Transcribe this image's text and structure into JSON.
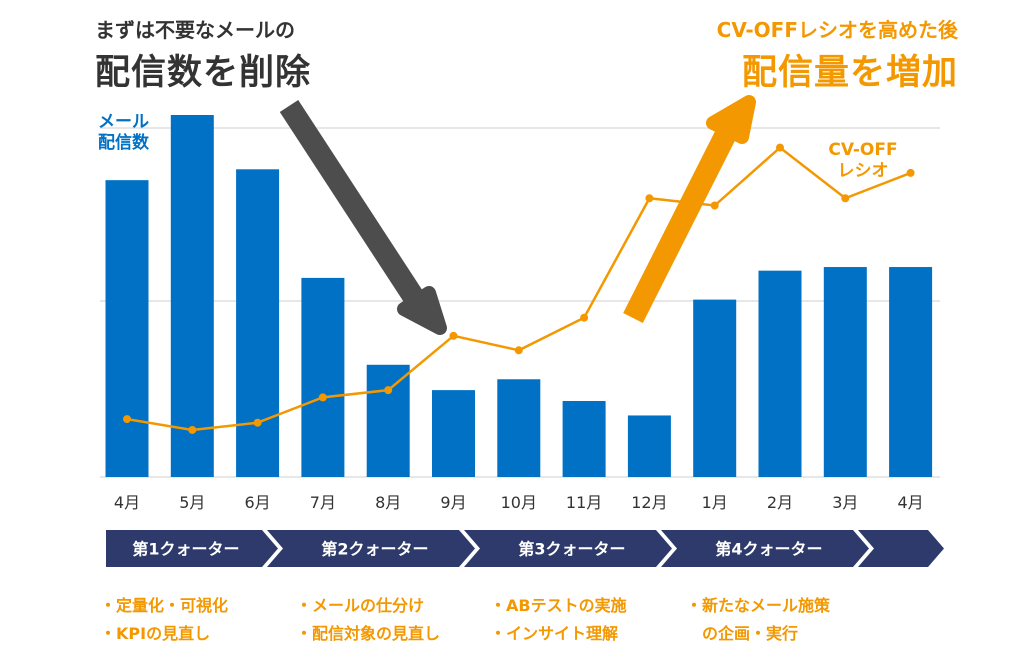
{
  "headline_left": {
    "sub": "まずは不要なメールの",
    "main": "配信数を削除"
  },
  "headline_right": {
    "sub": "CV-OFFレシオを高めた後",
    "main": "配信量を増加"
  },
  "chart_data": {
    "type": "bar",
    "title": "",
    "xlabel": "",
    "ylabel": "",
    "categories": [
      "4月",
      "5月",
      "6月",
      "7月",
      "8月",
      "9月",
      "10月",
      "11月",
      "12月",
      "1月",
      "2月",
      "3月",
      "4月"
    ],
    "ylim": [
      0,
      100
    ],
    "grid": true,
    "series": [
      {
        "name": "メール配信数",
        "type": "bar",
        "color": "#0071c4",
        "values": [
          82,
          100,
          85,
          55,
          31,
          24,
          27,
          21,
          17,
          49,
          57,
          58,
          58
        ]
      },
      {
        "name": "CV-OFFレシオ",
        "type": "line",
        "color": "#f39800",
        "values": [
          16,
          13,
          15,
          22,
          24,
          39,
          35,
          44,
          77,
          75,
          91,
          77,
          84
        ]
      }
    ],
    "legend": {
      "bar_label": [
        "メール",
        "配信数"
      ],
      "line_label": [
        "CV-OFF",
        "レシオ"
      ]
    },
    "arrows": [
      {
        "direction": "down",
        "color": "#4d4d4d"
      },
      {
        "direction": "up",
        "color": "#f39800"
      }
    ]
  },
  "quarters": {
    "color": "#2d3a6b",
    "labels": [
      "第1クォーター",
      "第2クォーター",
      "第3クォーター",
      "第4クォーター"
    ]
  },
  "actions": [
    {
      "items": [
        "・定量化・可視化",
        "・KPIの見直し"
      ]
    },
    {
      "items": [
        "・メールの仕分け",
        "・配信対象の見直し"
      ]
    },
    {
      "items": [
        "・ABテストの実施",
        "・インサイト理解"
      ]
    },
    {
      "items": [
        "・新たなメール施策",
        "の企画・実行"
      ]
    }
  ]
}
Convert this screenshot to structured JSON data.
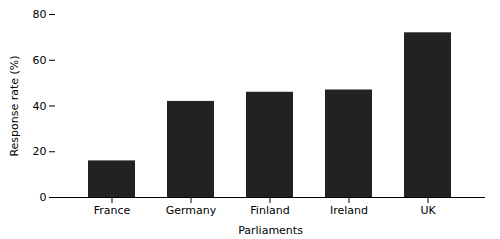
{
  "chart_data": {
    "type": "bar",
    "categories": [
      "France",
      "Germany",
      "Finland",
      "Ireland",
      "UK"
    ],
    "values": [
      16,
      42,
      46,
      47,
      72
    ],
    "color": "#222222",
    "xlabel": "Parliaments",
    "ylabel": "Response rate (%)",
    "ylim": [
      0,
      80
    ],
    "yticks": [
      0,
      20,
      40,
      60,
      80
    ],
    "grid": false
  }
}
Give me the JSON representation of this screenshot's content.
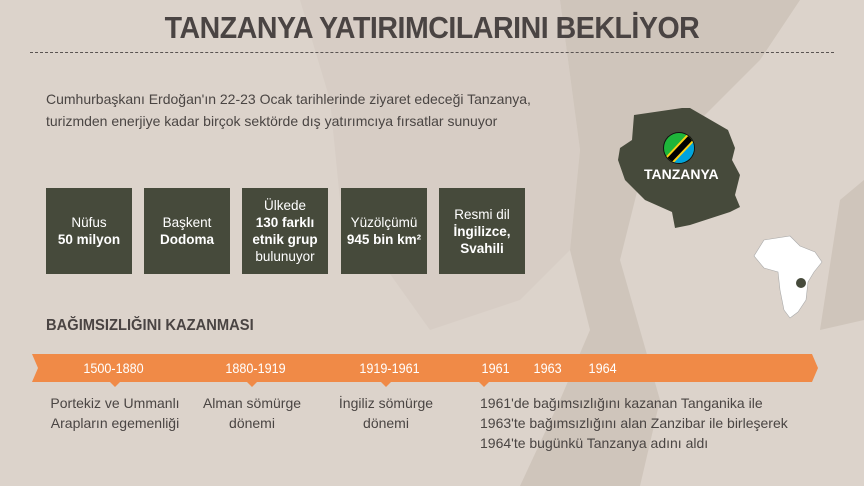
{
  "title": "TANZANYA YATIRIMCILARINI BEKLİYOR",
  "intro": "Cumhurbaşkanı Erdoğan'ın 22-23 Ocak tarihlerinde ziyaret edeceği Tanzanya, turizmden enerjiye kadar birçok sektörde dış yatırımcıya fırsatlar sunuyor",
  "facts": [
    {
      "l1": "Nüfus",
      "b1": "50 milyon"
    },
    {
      "l1": "Başkent",
      "b1": "Dodoma"
    },
    {
      "l1": "Ülkede",
      "b1": "130 farklı etnik grup",
      "l2": "bulunuyor"
    },
    {
      "l1": "Yüzölçümü",
      "b1": "945 bin km²"
    },
    {
      "l1": "Resmi dil",
      "b1": "İngilizce, Svahili"
    }
  ],
  "map_label": "TANZANYA",
  "timeline": {
    "heading": "BAĞIMSIZLIĞINI KAZANMASI",
    "years": [
      "1500-1880",
      "1880-1919",
      "1919-1961",
      "1961",
      "1963",
      "1964"
    ],
    "descs": [
      "Portekiz ve Ummanlı Arapların egemenliği",
      "Alman sömürge dönemi",
      "İngiliz sömürge dönemi"
    ],
    "final_lines": [
      "1961'de bağımsızlığını kazanan Tanganika ile",
      "1963'te bağımsızlığını alan Zanzibar ile birleşerek",
      "1964'te bugünkü Tanzanya adını aldı"
    ]
  },
  "colors": {
    "background": "#dcd3cb",
    "box": "#464a3b",
    "timeline": "#f08a47"
  }
}
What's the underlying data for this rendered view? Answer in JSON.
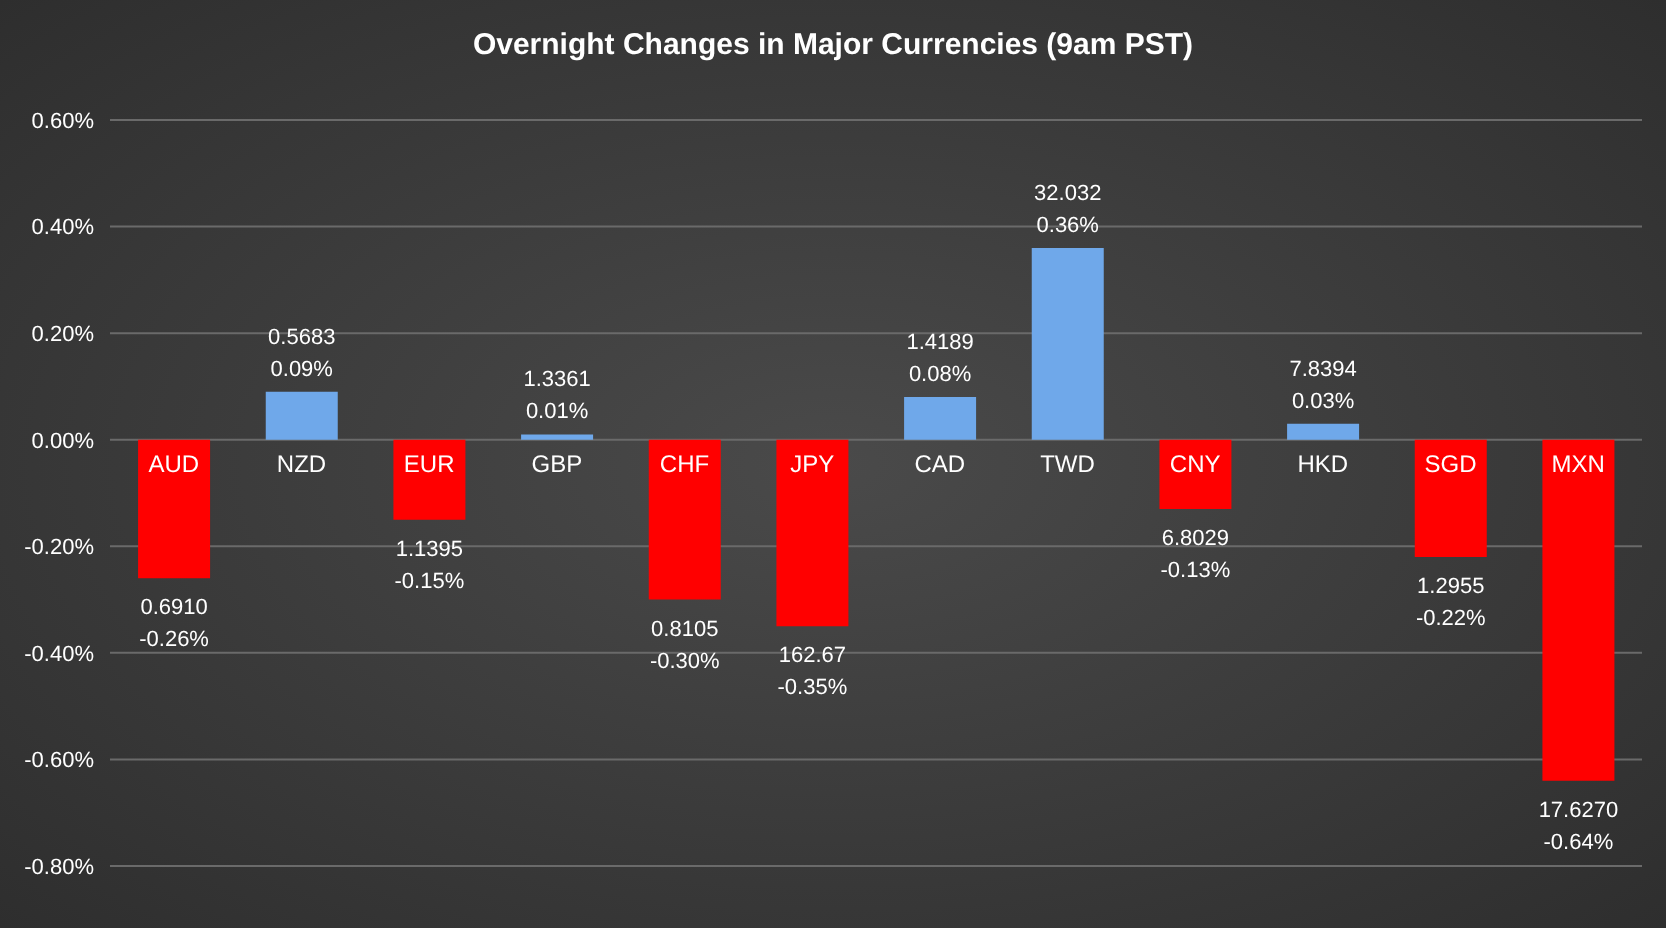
{
  "chart_data": {
    "type": "bar",
    "title": "Overnight Changes in Major Currencies (9am PST)",
    "categories": [
      "AUD",
      "NZD",
      "EUR",
      "GBP",
      "CHF",
      "JPY",
      "CAD",
      "TWD",
      "CNY",
      "HKD",
      "SGD",
      "MXN"
    ],
    "values": [
      -0.26,
      0.09,
      -0.15,
      0.01,
      -0.3,
      -0.35,
      0.08,
      0.36,
      -0.13,
      0.03,
      -0.22,
      -0.64
    ],
    "colors": [
      "#ff0000",
      "#6fa8ea",
      "#ff0000",
      "#6fa8ea",
      "#ff0000",
      "#ff0000",
      "#6fa8ea",
      "#6fa8ea",
      "#ff0000",
      "#6fa8ea",
      "#ff0000",
      "#ff0000"
    ],
    "value_labels": [
      "0.6910\n-0.26%",
      "0.5683\n0.09%",
      "1.1395\n-0.15%",
      "1.3361\n0.01%",
      "0.8105\n-0.30%",
      "162.67\n-0.35%",
      "1.4189\n0.08%",
      "32.032\n0.36%",
      "6.8029\n-0.13%",
      "7.8394\n0.03%",
      "1.2955\n-0.22%",
      "17.6270\n-0.64%"
    ],
    "ylim": [
      -0.8,
      0.6
    ],
    "yticks": [
      {
        "value": -0.8,
        "label": "-0.80%"
      },
      {
        "value": -0.6,
        "label": "-0.60%"
      },
      {
        "value": -0.4,
        "label": "-0.40%"
      },
      {
        "value": -0.2,
        "label": "-0.20%"
      },
      {
        "value": 0,
        "label": "0.00%"
      },
      {
        "value": 0.2,
        "label": "0.20%"
      },
      {
        "value": 0.4,
        "label": "0.40%"
      },
      {
        "value": 0.6,
        "label": "0.60%"
      }
    ],
    "grid": "y"
  }
}
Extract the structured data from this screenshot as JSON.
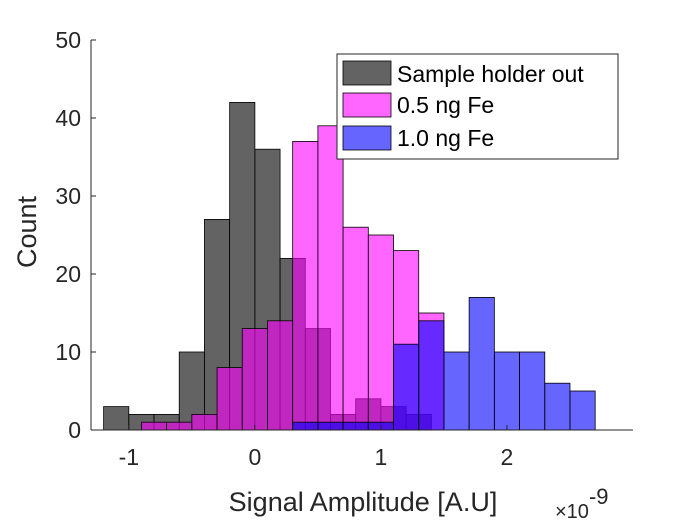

EXERCISE REQUIREMENTS:
Leave the pictures out, and transcribe each of the records exactly.

SOLUTION TO THIS EXERCISE:
Transcribe this image's text and structure into JSON.
{
  "headline_left": {
    "sub": "まずは不要なメールの",
    "main": "配信数を削除"
  },
  "headline_right": {
    "sub": "CV-OFFレシオを高めた後",
    "main": "配信量を増加"
  },
  "chart_data": {
    "type": "bar",
    "title": "",
    "xlabel": "",
    "ylabel": "",
    "categories": [
      "4月",
      "5月",
      "6月",
      "7月",
      "8月",
      "9月",
      "10月",
      "11月",
      "12月",
      "1月",
      "2月",
      "3月",
      "4月"
    ],
    "ylim": [
      0,
      100
    ],
    "grid": true,
    "series": [
      {
        "name": "メール配信数",
        "type": "bar",
        "color": "#0071c4",
        "values": [
          82,
          100,
          85,
          55,
          31,
          24,
          27,
          21,
          17,
          49,
          57,
          58,
          58
        ]
      },
      {
        "name": "CV-OFFレシオ",
        "type": "line",
        "color": "#f39800",
        "values": [
          16,
          13,
          15,
          22,
          24,
          39,
          35,
          44,
          77,
          75,
          91,
          77,
          84
        ]
      }
    ],
    "legend": {
      "bar_label": [
        "メール",
        "配信数"
      ],
      "line_label": [
        "CV-OFF",
        "レシオ"
      ]
    },
    "arrows": [
      {
        "direction": "down",
        "color": "#4d4d4d"
      },
      {
        "direction": "up",
        "color": "#f39800"
      }
    ]
  },
  "quarters": {
    "color": "#2d3a6b",
    "labels": [
      "第1クォーター",
      "第2クォーター",
      "第3クォーター",
      "第4クォーター"
    ]
  },
  "actions": [
    {
      "items": [
        "・定量化・可視化",
        "・KPIの見直し"
      ]
    },
    {
      "items": [
        "・メールの仕分け",
        "・配信対象の見直し"
      ]
    },
    {
      "items": [
        "・ABテストの実施",
        "・インサイト理解"
      ]
    },
    {
      "items": [
        "・新たなメール施策",
        "の企画・実行"
      ]
    }
  ]
}
Convert this screenshot to structured JSON data.
{
  "chart_data": {
    "type": "bar",
    "categories": [
      "France",
      "Germany",
      "Finland",
      "Ireland",
      "UK"
    ],
    "values": [
      16,
      42,
      46,
      47,
      72
    ],
    "color": "#222222",
    "xlabel": "Parliaments",
    "ylabel": "Response rate (%)",
    "ylim": [
      0,
      80
    ],
    "yticks": [
      0,
      20,
      40,
      60,
      80
    ],
    "grid": false
  }
}
Give me the JSON representation of this screenshot's content.
{
  "title": "TANZANYA YATIRIMCILARINI BEKLİYOR",
  "intro": "Cumhurbaşkanı Erdoğan'ın 22-23 Ocak tarihlerinde ziyaret edeceği Tanzanya, turizmden enerjiye kadar birçok sektörde dış yatırımcıya fırsatlar sunuyor",
  "facts": [
    {
      "l1": "Nüfus",
      "b1": "50 milyon"
    },
    {
      "l1": "Başkent",
      "b1": "Dodoma"
    },
    {
      "l1": "Ülkede",
      "b1": "130 farklı etnik grup",
      "l2": "bulunuyor"
    },
    {
      "l1": "Yüzölçümü",
      "b1": "945 bin km²"
    },
    {
      "l1": "Resmi dil",
      "b1": "İngilizce, Svahili"
    }
  ],
  "map_label": "TANZANYA",
  "timeline": {
    "heading": "BAĞIMSIZLIĞINI KAZANMASI",
    "years": [
      "1500-1880",
      "1880-1919",
      "1919-1961",
      "1961",
      "1963",
      "1964"
    ],
    "descs": [
      "Portekiz ve Ummanlı Arapların egemenliği",
      "Alman sömürge dönemi",
      "İngiliz sömürge dönemi"
    ],
    "final_lines": [
      "1961'de bağımsızlığını kazanan Tanganika ile",
      "1963'te bağımsızlığını alan Zanzibar ile birleşerek",
      "1964'te bugünkü Tanzanya adını aldı"
    ]
  },
  "colors": {
    "background": "#dcd3cb",
    "box": "#464a3b",
    "timeline": "#f08a47"
  }
}
What's the underlying data for this rendered view? Answer in JSON.
{
  "chart_data": {
    "type": "bar",
    "title": "Overnight Changes in Major Currencies (9am PST)",
    "categories": [
      "AUD",
      "NZD",
      "EUR",
      "GBP",
      "CHF",
      "JPY",
      "CAD",
      "TWD",
      "CNY",
      "HKD",
      "SGD",
      "MXN"
    ],
    "values": [
      -0.26,
      0.09,
      -0.15,
      0.01,
      -0.3,
      -0.35,
      0.08,
      0.36,
      -0.13,
      0.03,
      -0.22,
      -0.64
    ],
    "colors": [
      "#ff0000",
      "#6fa8ea",
      "#ff0000",
      "#6fa8ea",
      "#ff0000",
      "#ff0000",
      "#6fa8ea",
      "#6fa8ea",
      "#ff0000",
      "#6fa8ea",
      "#ff0000",
      "#ff0000"
    ],
    "value_labels": [
      "0.6910\n-0.26%",
      "0.5683\n0.09%",
      "1.1395\n-0.15%",
      "1.3361\n0.01%",
      "0.8105\n-0.30%",
      "162.67\n-0.35%",
      "1.4189\n0.08%",
      "32.032\n0.36%",
      "6.8029\n-0.13%",
      "7.8394\n0.03%",
      "1.2955\n-0.22%",
      "17.6270\n-0.64%"
    ],
    "ylim": [
      -0.8,
      0.6
    ],
    "yticks": [
      {
        "value": -0.8,
        "label": "-0.80%"
      },
      {
        "value": -0.6,
        "label": "-0.60%"
      },
      {
        "value": -0.4,
        "label": "-0.40%"
      },
      {
        "value": -0.2,
        "label": "-0.20%"
      },
      {
        "value": 0,
        "label": "0.00%"
      },
      {
        "value": 0.2,
        "label": "0.20%"
      },
      {
        "value": 0.4,
        "label": "0.40%"
      },
      {
        "value": 0.6,
        "label": "0.60%"
      }
    ],
    "grid": "y"
  }
}
Extract the structured data from this screenshot as JSON.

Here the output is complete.